* _Task description_: Below are records; report the number of lines among them that include the word "Snappertuna", and nothing further.

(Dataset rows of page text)
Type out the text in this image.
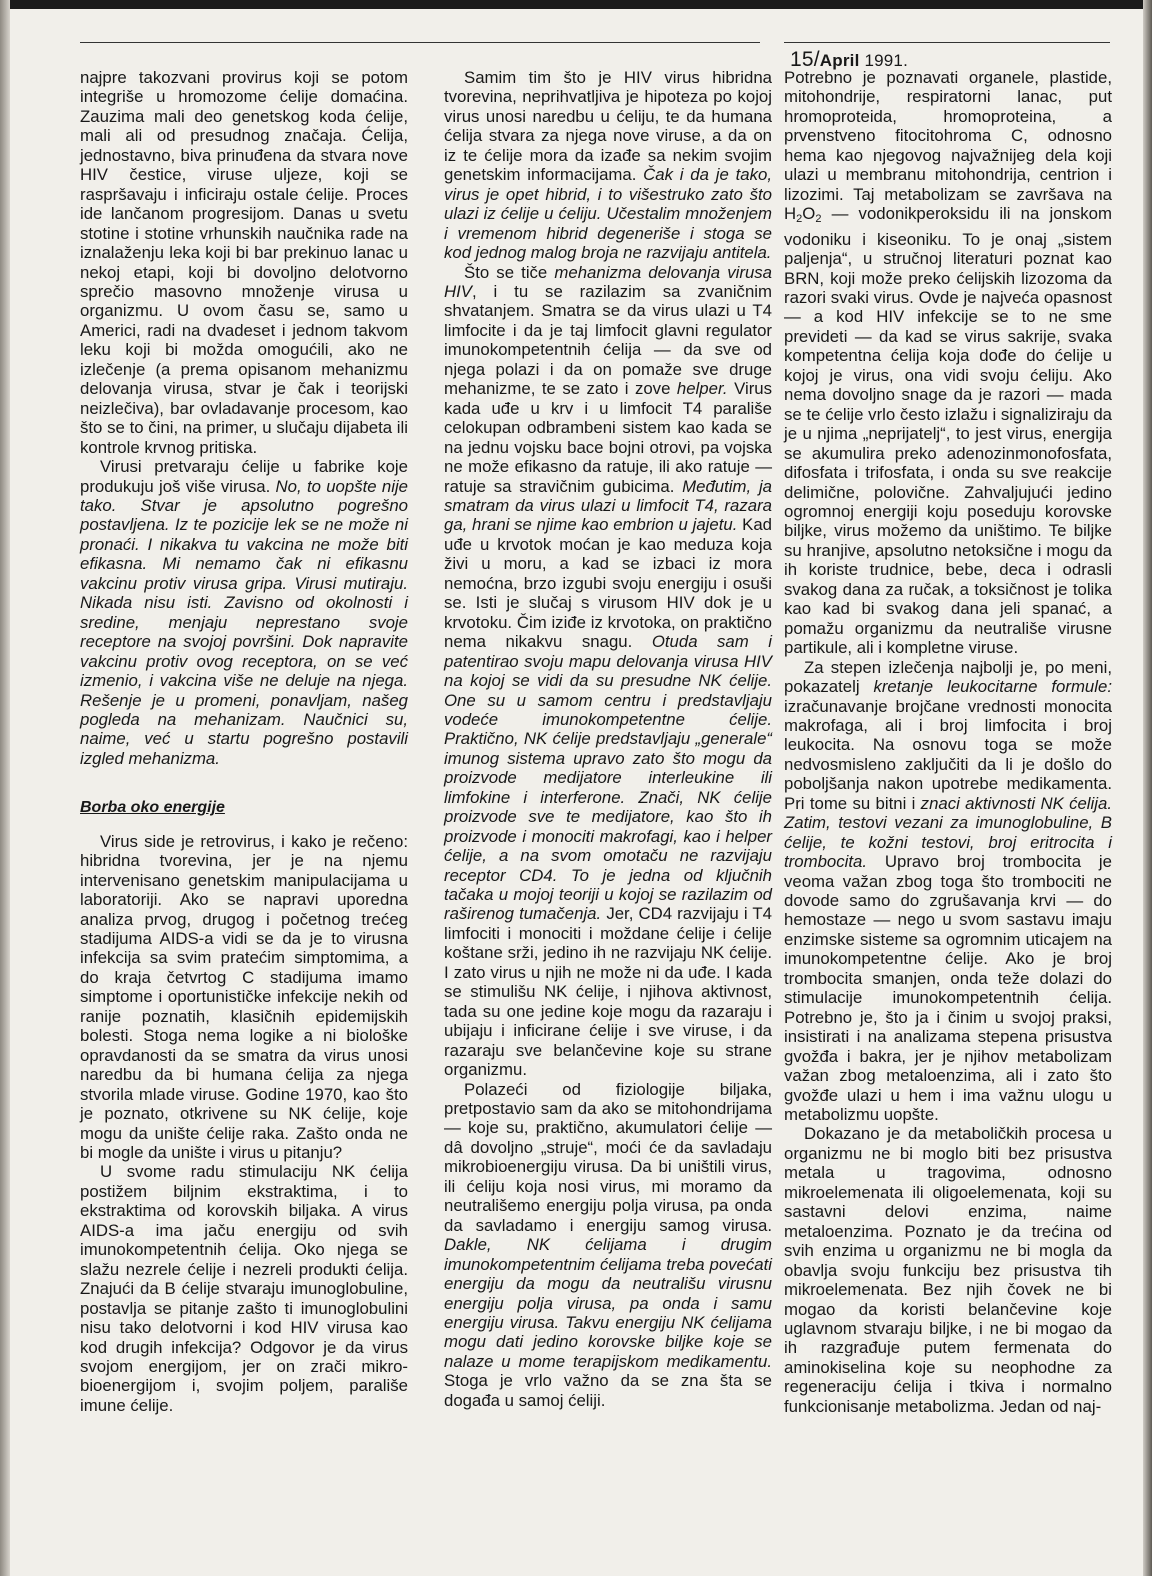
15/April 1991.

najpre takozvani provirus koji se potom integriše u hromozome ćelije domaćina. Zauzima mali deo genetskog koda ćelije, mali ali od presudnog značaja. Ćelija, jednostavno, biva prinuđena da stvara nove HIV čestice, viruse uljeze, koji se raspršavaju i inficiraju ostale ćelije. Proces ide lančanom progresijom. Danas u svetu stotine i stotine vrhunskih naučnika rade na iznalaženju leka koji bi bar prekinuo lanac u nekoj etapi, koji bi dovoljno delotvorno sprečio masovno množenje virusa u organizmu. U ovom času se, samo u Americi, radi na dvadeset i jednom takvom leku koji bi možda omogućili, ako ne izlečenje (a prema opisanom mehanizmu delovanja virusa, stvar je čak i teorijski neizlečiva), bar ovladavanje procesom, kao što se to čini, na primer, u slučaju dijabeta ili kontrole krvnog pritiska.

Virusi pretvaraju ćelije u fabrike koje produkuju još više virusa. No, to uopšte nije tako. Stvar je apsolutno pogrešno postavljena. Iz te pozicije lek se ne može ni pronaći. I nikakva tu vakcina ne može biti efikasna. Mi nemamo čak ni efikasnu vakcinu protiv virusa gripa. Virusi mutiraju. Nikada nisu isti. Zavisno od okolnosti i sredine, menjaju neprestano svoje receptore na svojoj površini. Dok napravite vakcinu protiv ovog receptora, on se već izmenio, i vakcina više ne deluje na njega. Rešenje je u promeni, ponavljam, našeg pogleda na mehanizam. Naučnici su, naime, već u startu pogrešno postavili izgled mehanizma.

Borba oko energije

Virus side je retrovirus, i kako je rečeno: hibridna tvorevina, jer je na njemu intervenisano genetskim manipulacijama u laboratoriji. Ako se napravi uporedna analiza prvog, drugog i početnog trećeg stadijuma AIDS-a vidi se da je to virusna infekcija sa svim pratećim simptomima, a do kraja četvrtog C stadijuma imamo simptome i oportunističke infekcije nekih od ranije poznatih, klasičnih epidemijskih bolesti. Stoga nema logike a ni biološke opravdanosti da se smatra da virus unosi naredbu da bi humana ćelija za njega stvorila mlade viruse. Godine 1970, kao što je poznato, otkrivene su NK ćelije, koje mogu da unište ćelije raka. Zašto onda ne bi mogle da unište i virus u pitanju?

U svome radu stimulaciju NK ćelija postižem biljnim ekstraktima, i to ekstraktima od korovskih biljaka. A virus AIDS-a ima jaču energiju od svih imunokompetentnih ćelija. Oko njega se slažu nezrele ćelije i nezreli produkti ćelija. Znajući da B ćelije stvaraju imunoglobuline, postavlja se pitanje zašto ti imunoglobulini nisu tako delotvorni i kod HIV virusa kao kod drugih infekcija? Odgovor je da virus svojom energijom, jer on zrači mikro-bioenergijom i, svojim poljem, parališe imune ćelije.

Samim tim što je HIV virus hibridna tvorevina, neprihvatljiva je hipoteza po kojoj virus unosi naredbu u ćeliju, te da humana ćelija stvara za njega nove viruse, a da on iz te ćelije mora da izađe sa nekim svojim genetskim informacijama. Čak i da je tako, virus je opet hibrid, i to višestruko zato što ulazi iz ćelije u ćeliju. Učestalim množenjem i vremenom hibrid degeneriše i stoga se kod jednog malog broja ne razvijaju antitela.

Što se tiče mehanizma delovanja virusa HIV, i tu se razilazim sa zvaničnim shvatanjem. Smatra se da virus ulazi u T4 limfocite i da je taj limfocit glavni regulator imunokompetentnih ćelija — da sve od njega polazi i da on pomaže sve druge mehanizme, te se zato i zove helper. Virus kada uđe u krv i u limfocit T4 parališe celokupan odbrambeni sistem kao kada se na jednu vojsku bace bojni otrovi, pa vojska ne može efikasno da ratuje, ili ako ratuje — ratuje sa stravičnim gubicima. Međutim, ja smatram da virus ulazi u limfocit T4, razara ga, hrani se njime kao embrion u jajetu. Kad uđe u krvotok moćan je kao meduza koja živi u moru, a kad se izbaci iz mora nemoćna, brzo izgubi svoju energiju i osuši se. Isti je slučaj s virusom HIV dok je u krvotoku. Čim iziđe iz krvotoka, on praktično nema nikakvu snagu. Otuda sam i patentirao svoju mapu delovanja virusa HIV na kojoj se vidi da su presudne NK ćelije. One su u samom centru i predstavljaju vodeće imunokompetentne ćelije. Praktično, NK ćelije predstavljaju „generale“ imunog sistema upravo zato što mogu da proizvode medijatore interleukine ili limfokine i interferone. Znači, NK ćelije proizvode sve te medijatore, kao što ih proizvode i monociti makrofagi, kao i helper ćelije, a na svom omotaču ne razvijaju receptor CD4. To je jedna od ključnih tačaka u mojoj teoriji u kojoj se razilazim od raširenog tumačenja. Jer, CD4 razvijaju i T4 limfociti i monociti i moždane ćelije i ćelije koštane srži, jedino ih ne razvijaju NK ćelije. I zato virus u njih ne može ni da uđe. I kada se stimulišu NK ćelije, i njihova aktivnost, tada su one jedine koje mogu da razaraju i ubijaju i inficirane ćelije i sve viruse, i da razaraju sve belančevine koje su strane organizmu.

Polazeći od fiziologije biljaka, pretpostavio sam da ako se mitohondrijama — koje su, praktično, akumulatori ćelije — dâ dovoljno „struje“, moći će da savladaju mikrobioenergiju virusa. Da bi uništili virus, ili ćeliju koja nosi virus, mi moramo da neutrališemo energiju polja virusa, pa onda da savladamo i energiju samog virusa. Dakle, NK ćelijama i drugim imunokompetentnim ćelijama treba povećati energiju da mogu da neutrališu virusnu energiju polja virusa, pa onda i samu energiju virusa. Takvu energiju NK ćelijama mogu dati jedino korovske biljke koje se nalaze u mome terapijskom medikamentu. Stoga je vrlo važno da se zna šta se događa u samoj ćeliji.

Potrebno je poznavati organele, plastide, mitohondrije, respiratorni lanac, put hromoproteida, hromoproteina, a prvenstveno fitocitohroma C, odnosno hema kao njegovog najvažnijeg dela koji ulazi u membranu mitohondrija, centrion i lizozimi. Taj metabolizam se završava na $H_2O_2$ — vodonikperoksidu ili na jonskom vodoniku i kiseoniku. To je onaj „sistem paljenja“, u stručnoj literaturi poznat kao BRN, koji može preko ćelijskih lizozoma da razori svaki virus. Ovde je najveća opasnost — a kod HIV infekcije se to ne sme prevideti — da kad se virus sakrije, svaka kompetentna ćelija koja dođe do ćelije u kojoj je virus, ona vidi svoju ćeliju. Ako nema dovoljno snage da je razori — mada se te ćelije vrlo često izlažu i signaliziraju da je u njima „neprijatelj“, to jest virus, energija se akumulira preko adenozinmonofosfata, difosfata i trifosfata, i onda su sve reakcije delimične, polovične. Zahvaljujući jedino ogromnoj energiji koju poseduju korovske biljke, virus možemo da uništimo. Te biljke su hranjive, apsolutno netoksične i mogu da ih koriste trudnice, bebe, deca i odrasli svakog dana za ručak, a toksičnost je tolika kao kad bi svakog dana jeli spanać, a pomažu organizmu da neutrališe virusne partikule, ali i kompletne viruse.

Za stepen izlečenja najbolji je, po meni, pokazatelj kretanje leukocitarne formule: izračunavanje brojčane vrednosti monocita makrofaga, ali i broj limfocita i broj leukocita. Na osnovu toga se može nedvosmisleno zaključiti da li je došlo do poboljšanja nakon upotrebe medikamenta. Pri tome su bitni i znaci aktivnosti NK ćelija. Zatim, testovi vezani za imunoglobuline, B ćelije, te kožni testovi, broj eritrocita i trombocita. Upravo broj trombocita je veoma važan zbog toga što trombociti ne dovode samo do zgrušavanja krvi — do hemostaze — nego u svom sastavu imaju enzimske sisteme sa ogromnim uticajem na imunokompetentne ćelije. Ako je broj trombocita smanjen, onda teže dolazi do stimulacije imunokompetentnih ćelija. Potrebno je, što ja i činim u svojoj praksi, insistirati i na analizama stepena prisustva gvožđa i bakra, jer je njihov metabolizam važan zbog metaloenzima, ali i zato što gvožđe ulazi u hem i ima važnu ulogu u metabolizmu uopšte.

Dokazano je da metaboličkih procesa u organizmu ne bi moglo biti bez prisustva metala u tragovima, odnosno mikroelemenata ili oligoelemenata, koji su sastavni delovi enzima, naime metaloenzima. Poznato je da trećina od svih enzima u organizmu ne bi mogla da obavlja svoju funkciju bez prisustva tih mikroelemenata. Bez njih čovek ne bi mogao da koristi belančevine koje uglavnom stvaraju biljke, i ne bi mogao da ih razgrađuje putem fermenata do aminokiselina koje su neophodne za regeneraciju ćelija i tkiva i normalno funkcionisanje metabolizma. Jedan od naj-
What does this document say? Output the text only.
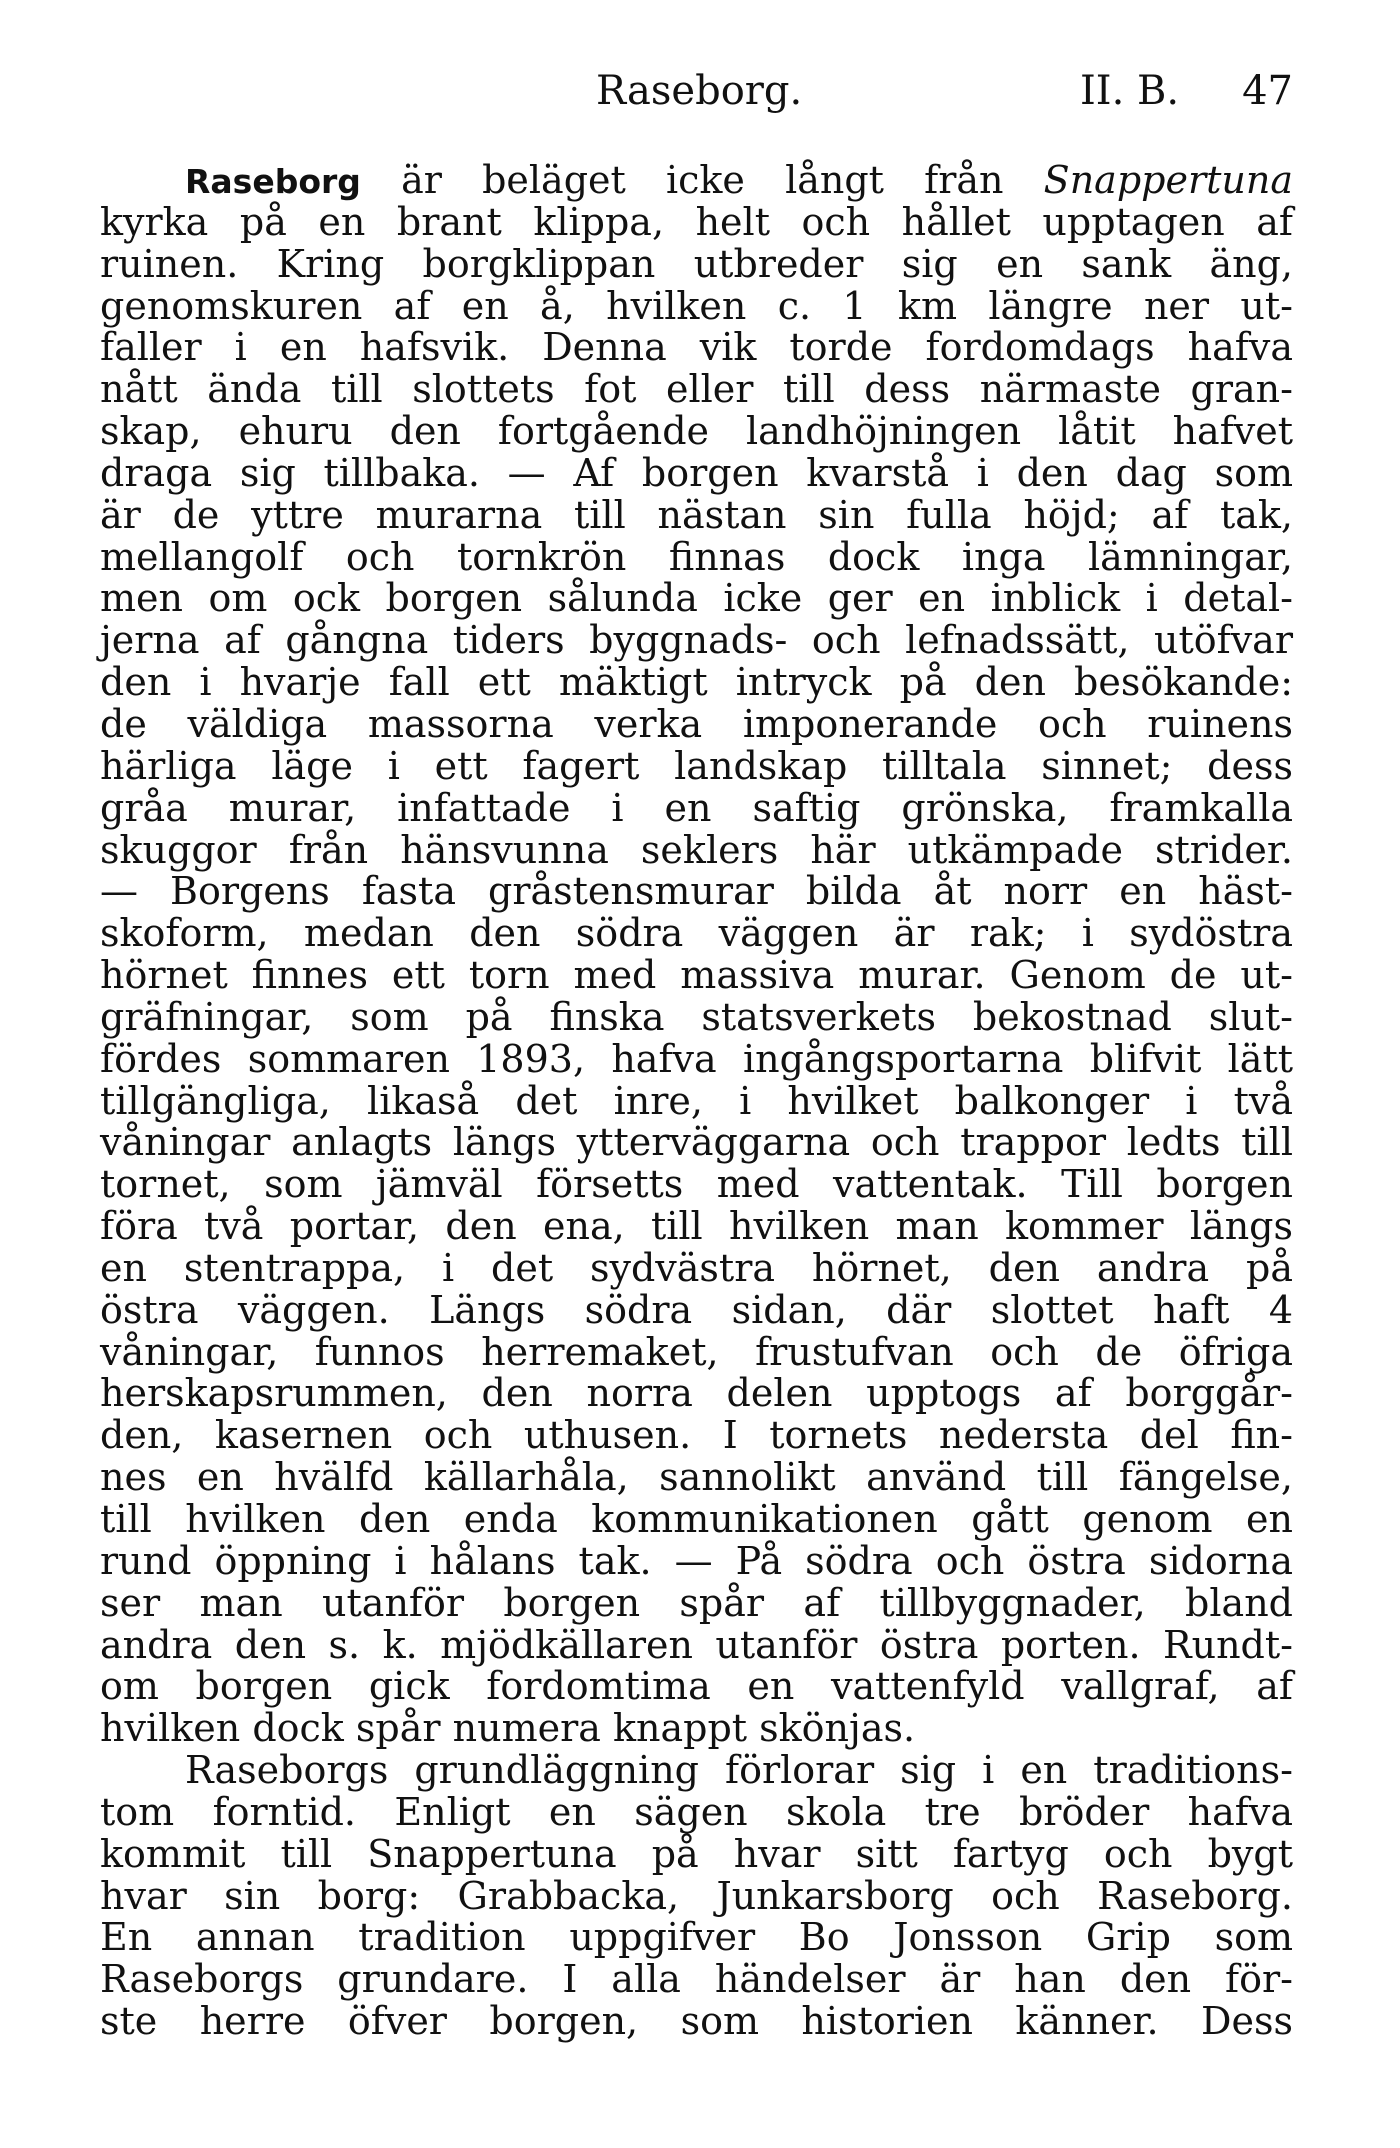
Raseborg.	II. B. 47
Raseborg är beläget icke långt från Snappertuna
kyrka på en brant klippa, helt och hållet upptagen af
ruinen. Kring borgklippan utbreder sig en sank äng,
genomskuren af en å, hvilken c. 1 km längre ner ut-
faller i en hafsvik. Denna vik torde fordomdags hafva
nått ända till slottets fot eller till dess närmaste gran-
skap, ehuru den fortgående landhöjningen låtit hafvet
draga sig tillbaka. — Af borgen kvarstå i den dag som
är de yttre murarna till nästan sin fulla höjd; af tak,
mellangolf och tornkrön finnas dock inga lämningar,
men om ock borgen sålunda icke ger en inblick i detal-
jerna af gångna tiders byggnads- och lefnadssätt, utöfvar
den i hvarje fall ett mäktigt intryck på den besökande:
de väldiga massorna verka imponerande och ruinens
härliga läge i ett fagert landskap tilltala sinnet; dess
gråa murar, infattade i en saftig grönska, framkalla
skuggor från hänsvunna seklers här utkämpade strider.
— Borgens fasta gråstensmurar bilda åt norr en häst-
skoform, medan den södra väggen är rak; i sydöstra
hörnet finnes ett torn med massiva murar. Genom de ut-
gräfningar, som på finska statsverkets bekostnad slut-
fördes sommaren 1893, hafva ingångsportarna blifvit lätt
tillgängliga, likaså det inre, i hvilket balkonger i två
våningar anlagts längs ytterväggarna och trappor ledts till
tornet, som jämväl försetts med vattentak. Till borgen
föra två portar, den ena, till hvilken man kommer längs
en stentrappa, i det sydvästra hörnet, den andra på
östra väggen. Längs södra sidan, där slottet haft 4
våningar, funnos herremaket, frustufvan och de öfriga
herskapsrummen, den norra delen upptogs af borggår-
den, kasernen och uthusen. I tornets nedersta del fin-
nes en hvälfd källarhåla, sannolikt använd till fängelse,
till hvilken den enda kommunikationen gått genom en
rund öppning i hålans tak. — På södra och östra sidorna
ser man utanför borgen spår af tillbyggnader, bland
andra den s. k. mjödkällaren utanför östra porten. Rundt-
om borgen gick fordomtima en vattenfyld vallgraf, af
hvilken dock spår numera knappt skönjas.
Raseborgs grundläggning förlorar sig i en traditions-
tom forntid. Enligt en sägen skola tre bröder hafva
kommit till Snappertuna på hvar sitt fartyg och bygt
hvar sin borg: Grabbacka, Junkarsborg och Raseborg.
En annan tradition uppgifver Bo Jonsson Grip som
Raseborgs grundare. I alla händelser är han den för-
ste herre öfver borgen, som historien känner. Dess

* _Response_: 2